- Exercise goal: Pictures are not part of the copy; retype all the records below exactly.
======== Provided records ========
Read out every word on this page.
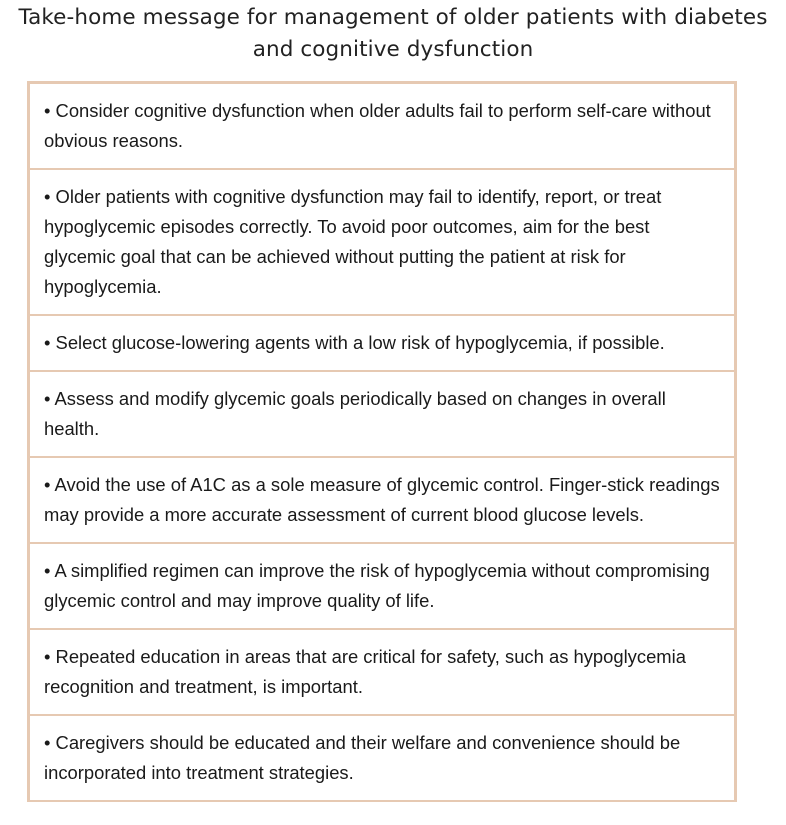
Take-home message for management of older patients with diabetes and cognitive dysfunction
• Consider cognitive dysfunction when older adults fail to perform self-care without obvious reasons.
• Older patients with cognitive dysfunction may fail to identify, report, or treat hypoglycemic episodes correctly. To avoid poor outcomes, aim for the best glycemic goal that can be achieved without putting the patient at risk for hypoglycemia.
• Select glucose-lowering agents with a low risk of hypoglycemia, if possible.
• Assess and modify glycemic goals periodically based on changes in overall health.
• Avoid the use of A1C as a sole measure of glycemic control. Finger-stick readings may provide a more accurate assessment of current blood glucose levels.
• A simplified regimen can improve the risk of hypoglycemia without compromising glycemic control and may improve quality of life.
• Repeated education in areas that are critical for safety, such as hypoglycemia recognition and treatment, is important.
• Caregivers should be educated and their welfare and convenience should be incorporated into treatment strategies.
========
- Solved exercise:
Read out every word on this page.
Take-home message for management of older patients with diabetes and cognitive dysfunction
• Consider cognitive dysfunction when older adults fail to perform self-care without obvious reasons.
• Older patients with cognitive dysfunction may fail to identify, report, or treat hypoglycemic episodes correctly. To avoid poor outcomes, aim for the best glycemic goal that can be achieved without putting the patient at risk for hypoglycemia.
• Select glucose-lowering agents with a low risk of hypoglycemia, if possible.
• Assess and modify glycemic goals periodically based on changes in overall health.
• Avoid the use of A1C as a sole measure of glycemic control. Finger-stick readings may provide a more accurate assessment of current blood glucose levels.
• A simplified regimen can improve the risk of hypoglycemia without compromising glycemic control and may improve quality of life.
• Repeated education in areas that are critical for safety, such as hypoglycemia recognition and treatment, is important.
• Caregivers should be educated and their welfare and convenience should be incorporated into treatment strategies.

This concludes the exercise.